[begin Extracted data]

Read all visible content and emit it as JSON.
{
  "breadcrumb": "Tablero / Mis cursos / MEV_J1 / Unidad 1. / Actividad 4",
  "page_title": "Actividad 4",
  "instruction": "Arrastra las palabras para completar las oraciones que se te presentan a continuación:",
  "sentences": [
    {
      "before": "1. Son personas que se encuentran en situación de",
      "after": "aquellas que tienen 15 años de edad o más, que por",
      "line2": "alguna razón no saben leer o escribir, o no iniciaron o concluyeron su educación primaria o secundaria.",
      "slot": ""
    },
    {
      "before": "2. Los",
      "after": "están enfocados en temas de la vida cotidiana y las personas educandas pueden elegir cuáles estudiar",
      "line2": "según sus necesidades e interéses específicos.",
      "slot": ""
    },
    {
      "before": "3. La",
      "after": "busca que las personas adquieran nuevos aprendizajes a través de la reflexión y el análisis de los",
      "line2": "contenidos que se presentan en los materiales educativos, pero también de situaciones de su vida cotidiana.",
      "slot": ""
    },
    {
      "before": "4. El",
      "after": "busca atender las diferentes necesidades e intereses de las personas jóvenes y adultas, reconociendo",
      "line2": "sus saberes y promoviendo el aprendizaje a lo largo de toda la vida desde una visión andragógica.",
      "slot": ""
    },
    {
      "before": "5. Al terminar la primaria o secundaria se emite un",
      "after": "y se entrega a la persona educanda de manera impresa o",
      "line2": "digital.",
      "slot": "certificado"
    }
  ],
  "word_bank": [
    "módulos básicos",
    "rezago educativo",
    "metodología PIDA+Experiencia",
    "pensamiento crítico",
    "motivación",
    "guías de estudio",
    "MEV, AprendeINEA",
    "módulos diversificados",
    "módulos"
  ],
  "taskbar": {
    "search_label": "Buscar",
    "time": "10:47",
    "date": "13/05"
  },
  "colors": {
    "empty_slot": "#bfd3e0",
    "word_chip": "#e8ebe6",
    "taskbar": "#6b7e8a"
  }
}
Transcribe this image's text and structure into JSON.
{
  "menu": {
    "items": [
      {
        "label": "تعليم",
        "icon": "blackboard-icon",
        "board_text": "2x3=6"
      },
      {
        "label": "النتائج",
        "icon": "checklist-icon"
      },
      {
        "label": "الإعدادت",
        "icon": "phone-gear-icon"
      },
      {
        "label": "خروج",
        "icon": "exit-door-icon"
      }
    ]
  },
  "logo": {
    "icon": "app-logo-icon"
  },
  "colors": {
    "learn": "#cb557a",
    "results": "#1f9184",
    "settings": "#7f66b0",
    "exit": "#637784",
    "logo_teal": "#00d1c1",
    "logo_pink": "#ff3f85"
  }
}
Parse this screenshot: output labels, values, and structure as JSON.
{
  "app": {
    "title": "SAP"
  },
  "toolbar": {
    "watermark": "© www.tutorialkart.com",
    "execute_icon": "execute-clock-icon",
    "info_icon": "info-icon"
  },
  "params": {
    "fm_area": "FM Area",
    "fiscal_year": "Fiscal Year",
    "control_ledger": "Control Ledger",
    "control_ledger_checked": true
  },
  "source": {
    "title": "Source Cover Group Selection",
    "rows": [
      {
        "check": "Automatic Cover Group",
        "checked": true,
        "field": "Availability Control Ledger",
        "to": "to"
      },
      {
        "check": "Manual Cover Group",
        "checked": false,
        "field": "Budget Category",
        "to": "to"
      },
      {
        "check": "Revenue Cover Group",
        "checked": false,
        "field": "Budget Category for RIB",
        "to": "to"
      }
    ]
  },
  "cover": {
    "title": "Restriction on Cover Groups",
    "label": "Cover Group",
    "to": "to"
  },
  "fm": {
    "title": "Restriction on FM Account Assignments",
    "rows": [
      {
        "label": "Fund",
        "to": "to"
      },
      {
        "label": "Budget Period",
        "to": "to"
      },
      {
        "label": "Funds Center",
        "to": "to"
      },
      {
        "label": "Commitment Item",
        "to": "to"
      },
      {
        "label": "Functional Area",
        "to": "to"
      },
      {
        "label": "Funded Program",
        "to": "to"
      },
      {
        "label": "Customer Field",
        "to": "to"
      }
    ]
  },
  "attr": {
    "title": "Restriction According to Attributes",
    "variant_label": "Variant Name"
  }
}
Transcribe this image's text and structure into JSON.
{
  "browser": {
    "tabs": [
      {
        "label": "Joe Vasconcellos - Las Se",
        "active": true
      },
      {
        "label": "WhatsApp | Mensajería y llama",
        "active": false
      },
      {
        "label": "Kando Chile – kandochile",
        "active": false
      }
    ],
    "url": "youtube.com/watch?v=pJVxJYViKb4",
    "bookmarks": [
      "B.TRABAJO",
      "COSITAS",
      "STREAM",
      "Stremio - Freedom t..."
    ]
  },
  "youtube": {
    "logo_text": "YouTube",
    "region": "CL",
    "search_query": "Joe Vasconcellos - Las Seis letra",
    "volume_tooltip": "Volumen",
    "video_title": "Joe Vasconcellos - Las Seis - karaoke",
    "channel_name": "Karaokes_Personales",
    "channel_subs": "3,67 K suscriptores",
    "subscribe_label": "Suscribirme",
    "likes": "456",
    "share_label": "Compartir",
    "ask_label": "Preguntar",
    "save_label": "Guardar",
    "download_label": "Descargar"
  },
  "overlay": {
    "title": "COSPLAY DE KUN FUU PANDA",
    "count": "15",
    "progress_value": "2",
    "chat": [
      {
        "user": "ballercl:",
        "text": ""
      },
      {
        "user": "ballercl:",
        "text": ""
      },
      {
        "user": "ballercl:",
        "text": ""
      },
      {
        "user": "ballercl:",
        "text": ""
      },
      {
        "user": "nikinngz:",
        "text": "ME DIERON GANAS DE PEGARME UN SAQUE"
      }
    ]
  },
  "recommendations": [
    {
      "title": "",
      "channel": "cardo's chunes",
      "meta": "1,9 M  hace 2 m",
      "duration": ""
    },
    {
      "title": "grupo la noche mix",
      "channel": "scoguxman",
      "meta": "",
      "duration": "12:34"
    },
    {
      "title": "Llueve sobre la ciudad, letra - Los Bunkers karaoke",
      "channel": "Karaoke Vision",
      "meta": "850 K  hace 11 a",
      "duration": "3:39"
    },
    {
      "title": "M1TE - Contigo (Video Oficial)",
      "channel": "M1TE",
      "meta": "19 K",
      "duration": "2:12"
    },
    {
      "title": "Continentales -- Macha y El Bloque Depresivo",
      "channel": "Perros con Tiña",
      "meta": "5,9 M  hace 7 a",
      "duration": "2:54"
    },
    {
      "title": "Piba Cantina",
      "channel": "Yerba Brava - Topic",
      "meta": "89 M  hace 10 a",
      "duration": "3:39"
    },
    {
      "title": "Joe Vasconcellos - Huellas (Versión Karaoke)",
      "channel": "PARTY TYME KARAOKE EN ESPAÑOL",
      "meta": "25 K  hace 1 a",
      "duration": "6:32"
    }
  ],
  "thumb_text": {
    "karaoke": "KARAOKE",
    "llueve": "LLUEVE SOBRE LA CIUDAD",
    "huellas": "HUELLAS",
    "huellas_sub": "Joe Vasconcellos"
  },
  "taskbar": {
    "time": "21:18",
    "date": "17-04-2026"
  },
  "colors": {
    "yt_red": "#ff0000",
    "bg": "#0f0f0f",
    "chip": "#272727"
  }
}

[end Extracted data]

Copy every line of the records word for word.

Read all visible content and emit it as JSON.
{
  "breadcrumb": "Tablero / Mis cursos / MEV_J1 / Unidad 1. / Actividad 4",
  "page_title": "Actividad 4",
  "instruction": "Arrastra las palabras para completar las oraciones que se te presentan a continuación:",
  "sentences": [
    {
      "before": "1. Son personas que se encuentran en situación de",
      "after": "aquellas que tienen 15 años de edad o más, que por",
      "line2": "alguna razón no saben leer o escribir, o no iniciaron o concluyeron su educación primaria o secundaria.",
      "slot": ""
    },
    {
      "before": "2. Los",
      "after": "están enfocados en temas de la vida cotidiana y las personas educandas pueden elegir cuáles estudiar",
      "line2": "según sus necesidades e interéses específicos.",
      "slot": ""
    },
    {
      "before": "3. La",
      "after": "busca que las personas adquieran nuevos aprendizajes a través de la reflexión y el análisis de los",
      "line2": "contenidos que se presentan en los materiales educativos, pero también de situaciones de su vida cotidiana.",
      "slot": ""
    },
    {
      "before": "4. El",
      "after": "busca atender las diferentes necesidades e intereses de las personas jóvenes y adultas, reconociendo",
      "line2": "sus saberes y promoviendo el aprendizaje a lo largo de toda la vida desde una visión andragógica.",
      "slot": ""
    },
    {
      "before": "5. Al terminar la primaria o secundaria se emite un",
      "after": "y se entrega a la persona educanda de manera impresa o",
      "line2": "digital.",
      "slot": "certificado"
    }
  ],
  "word_bank": [
    "módulos básicos",
    "rezago educativo",
    "metodología PIDA+Experiencia",
    "pensamiento crítico",
    "motivación",
    "guías de estudio",
    "MEV, AprendeINEA",
    "módulos diversificados",
    "módulos"
  ],
  "taskbar": {
    "search_label": "Buscar",
    "time": "10:47",
    "date": "13/05"
  },
  "colors": {
    "empty_slot": "#bfd3e0",
    "word_chip": "#e8ebe6",
    "taskbar": "#6b7e8a"
  }
}
Transcribe this image's text and structure into JSON.
{
  "menu": {
    "items": [
      {
        "label": "تعليم",
        "icon": "blackboard-icon",
        "board_text": "2x3=6"
      },
      {
        "label": "النتائج",
        "icon": "checklist-icon"
      },
      {
        "label": "الإعدادت",
        "icon": "phone-gear-icon"
      },
      {
        "label": "خروج",
        "icon": "exit-door-icon"
      }
    ]
  },
  "logo": {
    "icon": "app-logo-icon"
  },
  "colors": {
    "learn": "#cb557a",
    "results": "#1f9184",
    "settings": "#7f66b0",
    "exit": "#637784",
    "logo_teal": "#00d1c1",
    "logo_pink": "#ff3f85"
  }
}
Parse this screenshot: output labels, values, and structure as JSON.
{
  "app": {
    "title": "SAP"
  },
  "toolbar": {
    "watermark": "© www.tutorialkart.com",
    "execute_icon": "execute-clock-icon",
    "info_icon": "info-icon"
  },
  "params": {
    "fm_area": "FM Area",
    "fiscal_year": "Fiscal Year",
    "control_ledger": "Control Ledger",
    "control_ledger_checked": true
  },
  "source": {
    "title": "Source Cover Group Selection",
    "rows": [
      {
        "check": "Automatic Cover Group",
        "checked": true,
        "field": "Availability Control Ledger",
        "to": "to"
      },
      {
        "check": "Manual Cover Group",
        "checked": false,
        "field": "Budget Category",
        "to": "to"
      },
      {
        "check": "Revenue Cover Group",
        "checked": false,
        "field": "Budget Category for RIB",
        "to": "to"
      }
    ]
  },
  "cover": {
    "title": "Restriction on Cover Groups",
    "label": "Cover Group",
    "to": "to"
  },
  "fm": {
    "title": "Restriction on FM Account Assignments",
    "rows": [
      {
        "label": "Fund",
        "to": "to"
      },
      {
        "label": "Budget Period",
        "to": "to"
      },
      {
        "label": "Funds Center",
        "to": "to"
      },
      {
        "label": "Commitment Item",
        "to": "to"
      },
      {
        "label": "Functional Area",
        "to": "to"
      },
      {
        "label": "Funded Program",
        "to": "to"
      },
      {
        "label": "Customer Field",
        "to": "to"
      }
    ]
  },
  "attr": {
    "title": "Restriction According to Attributes",
    "variant_label": "Variant Name"
  }
}
Transcribe this image's text and structure into JSON.
{
  "browser": {
    "tabs": [
      {
        "label": "Joe Vasconcellos - Las Se",
        "active": true
      },
      {
        "label": "WhatsApp | Mensajería y llama",
        "active": false
      },
      {
        "label": "Kando Chile – kandochile",
        "active": false
      }
    ],
    "url": "youtube.com/watch?v=pJVxJYViKb4",
    "bookmarks": [
      "B.TRABAJO",
      "COSITAS",
      "STREAM",
      "Stremio - Freedom t..."
    ]
  },
  "youtube": {
    "logo_text": "YouTube",
    "region": "CL",
    "search_query": "Joe Vasconcellos - Las Seis letra",
    "volume_tooltip": "Volumen",
    "video_title": "Joe Vasconcellos - Las Seis - karaoke",
    "channel_name": "Karaokes_Personales",
    "channel_subs": "3,67 K suscriptores",
    "subscribe_label": "Suscribirme",
    "likes": "456",
    "share_label": "Compartir",
    "ask_label": "Preguntar",
    "save_label": "Guardar",
    "download_label": "Descargar"
  },
  "overlay": {
    "title": "COSPLAY DE KUN FUU PANDA",
    "count": "15",
    "progress_value": "2",
    "chat": [
      {
        "user": "ballercl:",
        "text": ""
      },
      {
        "user": "ballercl:",
        "text": ""
      },
      {
        "user": "ballercl:",
        "text": ""
      },
      {
        "user": "ballercl:",
        "text": ""
      },
      {
        "user": "nikinngz:",
        "text": "ME DIERON GANAS DE PEGARME UN SAQUE"
      }
    ]
  },
  "recommendations": [
    {
      "title": "",
      "channel": "cardo's chunes",
      "meta": "1,9 M  hace 2 m",
      "duration": ""
    },
    {
      "title": "grupo la noche mix",
      "channel": "scoguxman",
      "meta": "",
      "duration": "12:34"
    },
    {
      "title": "Llueve sobre la ciudad, letra - Los Bunkers karaoke",
      "channel": "Karaoke Vision",
      "meta": "850 K  hace 11 a",
      "duration": "3:39"
    },
    {
      "title": "M1TE - Contigo (Video Oficial)",
      "channel": "M1TE",
      "meta": "19 K",
      "duration": "2:12"
    },
    {
      "title": "Continentales -- Macha y El Bloque Depresivo",
      "channel": "Perros con Tiña",
      "meta": "5,9 M  hace 7 a",
      "duration": "2:54"
    },
    {
      "title": "Piba Cantina",
      "channel": "Yerba Brava - Topic",
      "meta": "89 M  hace 10 a",
      "duration": "3:39"
    },
    {
      "title": "Joe Vasconcellos - Huellas (Versión Karaoke)",
      "channel": "PARTY TYME KARAOKE EN ESPAÑOL",
      "meta": "25 K  hace 1 a",
      "duration": "6:32"
    }
  ],
  "thumb_text": {
    "karaoke": "KARAOKE",
    "llueve": "LLUEVE SOBRE LA CIUDAD",
    "huellas": "HUELLAS",
    "huellas_sub": "Joe Vasconcellos"
  },
  "taskbar": {
    "time": "21:18",
    "date": "17-04-2026"
  },
  "colors": {
    "yt_red": "#ff0000",
    "bg": "#0f0f0f",
    "chip": "#272727"
  }
}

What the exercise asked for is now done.